WORK TO DO:
Give back the whole listing exactly as shown.

(Rows from a figure dataset)
────────────────
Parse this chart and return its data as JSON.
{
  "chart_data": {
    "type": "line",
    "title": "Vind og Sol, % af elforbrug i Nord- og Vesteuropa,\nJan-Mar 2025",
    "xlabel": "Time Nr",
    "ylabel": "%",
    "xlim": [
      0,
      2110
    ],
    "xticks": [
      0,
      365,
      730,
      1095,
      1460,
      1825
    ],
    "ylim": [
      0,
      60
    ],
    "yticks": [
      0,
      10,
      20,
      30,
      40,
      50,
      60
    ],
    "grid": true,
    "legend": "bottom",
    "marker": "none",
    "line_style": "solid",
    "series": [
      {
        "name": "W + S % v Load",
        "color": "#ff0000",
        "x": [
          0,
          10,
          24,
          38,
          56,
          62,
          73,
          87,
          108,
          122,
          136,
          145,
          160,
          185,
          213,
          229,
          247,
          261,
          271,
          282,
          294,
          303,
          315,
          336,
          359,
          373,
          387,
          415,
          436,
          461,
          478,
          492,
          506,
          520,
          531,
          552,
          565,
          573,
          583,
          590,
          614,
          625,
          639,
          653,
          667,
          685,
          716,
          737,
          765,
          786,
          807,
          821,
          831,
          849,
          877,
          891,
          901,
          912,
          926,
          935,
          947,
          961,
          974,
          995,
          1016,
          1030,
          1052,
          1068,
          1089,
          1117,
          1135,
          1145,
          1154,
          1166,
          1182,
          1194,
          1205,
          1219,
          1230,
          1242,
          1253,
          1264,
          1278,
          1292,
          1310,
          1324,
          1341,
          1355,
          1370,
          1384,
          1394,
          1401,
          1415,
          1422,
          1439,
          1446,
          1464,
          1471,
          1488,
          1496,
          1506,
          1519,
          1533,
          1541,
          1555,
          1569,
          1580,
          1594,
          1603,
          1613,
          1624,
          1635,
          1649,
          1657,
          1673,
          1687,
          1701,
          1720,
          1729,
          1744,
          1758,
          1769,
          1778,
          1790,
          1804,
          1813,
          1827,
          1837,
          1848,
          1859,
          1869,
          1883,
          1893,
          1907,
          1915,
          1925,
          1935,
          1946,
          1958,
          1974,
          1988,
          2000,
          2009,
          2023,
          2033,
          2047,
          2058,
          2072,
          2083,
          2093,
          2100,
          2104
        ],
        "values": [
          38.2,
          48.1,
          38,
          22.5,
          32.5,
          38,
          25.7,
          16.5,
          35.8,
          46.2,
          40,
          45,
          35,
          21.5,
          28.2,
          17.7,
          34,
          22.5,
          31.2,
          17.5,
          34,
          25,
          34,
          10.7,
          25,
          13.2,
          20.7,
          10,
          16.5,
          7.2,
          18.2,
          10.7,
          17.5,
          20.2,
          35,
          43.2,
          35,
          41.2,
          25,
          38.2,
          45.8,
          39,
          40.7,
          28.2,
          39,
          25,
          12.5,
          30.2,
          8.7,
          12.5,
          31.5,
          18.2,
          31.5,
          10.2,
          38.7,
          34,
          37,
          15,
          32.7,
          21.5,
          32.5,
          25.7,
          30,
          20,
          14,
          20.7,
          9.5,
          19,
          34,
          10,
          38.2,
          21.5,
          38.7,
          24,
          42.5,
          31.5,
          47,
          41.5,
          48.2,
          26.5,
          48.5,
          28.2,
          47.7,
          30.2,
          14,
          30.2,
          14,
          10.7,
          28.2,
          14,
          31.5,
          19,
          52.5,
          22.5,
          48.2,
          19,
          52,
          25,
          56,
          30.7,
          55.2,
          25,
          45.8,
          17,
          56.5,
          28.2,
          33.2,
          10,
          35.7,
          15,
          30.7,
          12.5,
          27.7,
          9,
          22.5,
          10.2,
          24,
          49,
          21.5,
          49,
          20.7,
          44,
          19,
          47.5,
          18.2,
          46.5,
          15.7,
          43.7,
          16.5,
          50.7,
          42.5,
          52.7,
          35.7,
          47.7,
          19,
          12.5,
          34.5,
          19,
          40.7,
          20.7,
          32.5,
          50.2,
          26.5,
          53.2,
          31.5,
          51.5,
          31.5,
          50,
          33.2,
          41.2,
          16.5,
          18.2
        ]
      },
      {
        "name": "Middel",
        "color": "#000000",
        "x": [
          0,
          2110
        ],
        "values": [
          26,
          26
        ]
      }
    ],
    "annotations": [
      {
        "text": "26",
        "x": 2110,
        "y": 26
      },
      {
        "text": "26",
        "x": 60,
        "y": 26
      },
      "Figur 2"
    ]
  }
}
────────────────
THE RESPONSE:
Parse this chart and return its data as JSON.
{
  "chart_data": {
    "type": "line",
    "title": "Vind og Sol, % af elforbrug i Nord- og Vesteuropa,\nJan-Mar 2025",
    "xlabel": "Time Nr",
    "ylabel": "%",
    "xlim": [
      0,
      2110
    ],
    "xticks": [
      0,
      365,
      730,
      1095,
      1460,
      1825
    ],
    "ylim": [
      0,
      60
    ],
    "yticks": [
      0,
      10,
      20,
      30,
      40,
      50,
      60
    ],
    "grid": true,
    "legend": "bottom",
    "marker": "none",
    "line_style": "solid",
    "series": [
      {
        "name": "W + S % v Load",
        "color": "#ff0000",
        "x": [
          0,
          10,
          24,
          38,
          56,
          62,
          73,
          87,
          108,
          122,
          136,
          145,
          160,
          185,
          213,
          229,
          247,
          261,
          271,
          282,
          294,
          303,
          315,
          336,
          359,
          373,
          387,
          415,
          436,
          461,
          478,
          492,
          506,
          520,
          531,
          552,
          565,
          573,
          583,
          590,
          614,
          625,
          639,
          653,
          667,
          685,
          716,
          737,
          765,
          786,
          807,
          821,
          831,
          849,
          877,
          891,
          901,
          912,
          926,
          935,
          947,
          961,
          974,
          995,
          1016,
          1030,
          1052,
          1068,
          1089,
          1117,
          1135,
          1145,
          1154,
          1166,
          1182,
          1194,
          1205,
          1219,
          1230,
          1242,
          1253,
          1264,
          1278,
          1292,
          1310,
          1324,
          1341,
          1355,
          1370,
          1384,
          1394,
          1401,
          1415,
          1422,
          1439,
          1446,
          1464,
          1471,
          1488,
          1496,
          1506,
          1519,
          1533,
          1541,
          1555,
          1569,
          1580,
          1594,
          1603,
          1613,
          1624,
          1635,
          1649,
          1657,
          1673,
          1687,
          1701,
          1720,
          1729,
          1744,
          1758,
          1769,
          1778,
          1790,
          1804,
          1813,
          1827,
          1837,
          1848,
          1859,
          1869,
          1883,
          1893,
          1907,
          1915,
          1925,
          1935,
          1946,
          1958,
          1974,
          1988,
          2000,
          2009,
          2023,
          2033,
          2047,
          2058,
          2072,
          2083,
          2093,
          2100,
          2104
        ],
        "values": [
          38.2,
          48.1,
          38,
          22.5,
          32.5,
          38,
          25.7,
          16.5,
          35.8,
          46.2,
          40,
          45,
          35,
          21.5,
          28.2,
          17.7,
          34,
          22.5,
          31.2,
          17.5,
          34,
          25,
          34,
          10.7,
          25,
          13.2,
          20.7,
          10,
          16.5,
          7.2,
          18.2,
          10.7,
          17.5,
          20.2,
          35,
          43.2,
          35,
          41.2,
          25,
          38.2,
          45.8,
          39,
          40.7,
          28.2,
          39,
          25,
          12.5,
          30.2,
          8.7,
          12.5,
          31.5,
          18.2,
          31.5,
          10.2,
          38.7,
          34,
          37,
          15,
          32.7,
          21.5,
          32.5,
          25.7,
          30,
          20,
          14,
          20.7,
          9.5,
          19,
          34,
          10,
          38.2,
          21.5,
          38.7,
          24,
          42.5,
          31.5,
          47,
          41.5,
          48.2,
          26.5,
          48.5,
          28.2,
          47.7,
          30.2,
          14,
          30.2,
          14,
          10.7,
          28.2,
          14,
          31.5,
          19,
          52.5,
          22.5,
          48.2,
          19,
          52,
          25,
          56,
          30.7,
          55.2,
          25,
          45.8,
          17,
          56.5,
          28.2,
          33.2,
          10,
          35.7,
          15,
          30.7,
          12.5,
          27.7,
          9,
          22.5,
          10.2,
          24,
          49,
          21.5,
          49,
          20.7,
          44,
          19,
          47.5,
          18.2,
          46.5,
          15.7,
          43.7,
          16.5,
          50.7,
          42.5,
          52.7,
          35.7,
          47.7,
          19,
          12.5,
          34.5,
          19,
          40.7,
          20.7,
          32.5,
          50.2,
          26.5,
          53.2,
          31.5,
          51.5,
          31.5,
          50,
          33.2,
          41.2,
          16.5,
          18.2
        ]
      },
      {
        "name": "Middel",
        "color": "#000000",
        "x": [
          0,
          2110
        ],
        "values": [
          26,
          26
        ]
      }
    ],
    "annotations": [
      {
        "text": "26",
        "x": 2110,
        "y": 26
      },
      {
        "text": "26",
        "x": 60,
        "y": 26
      },
      "Figur 2"
    ]
  }
}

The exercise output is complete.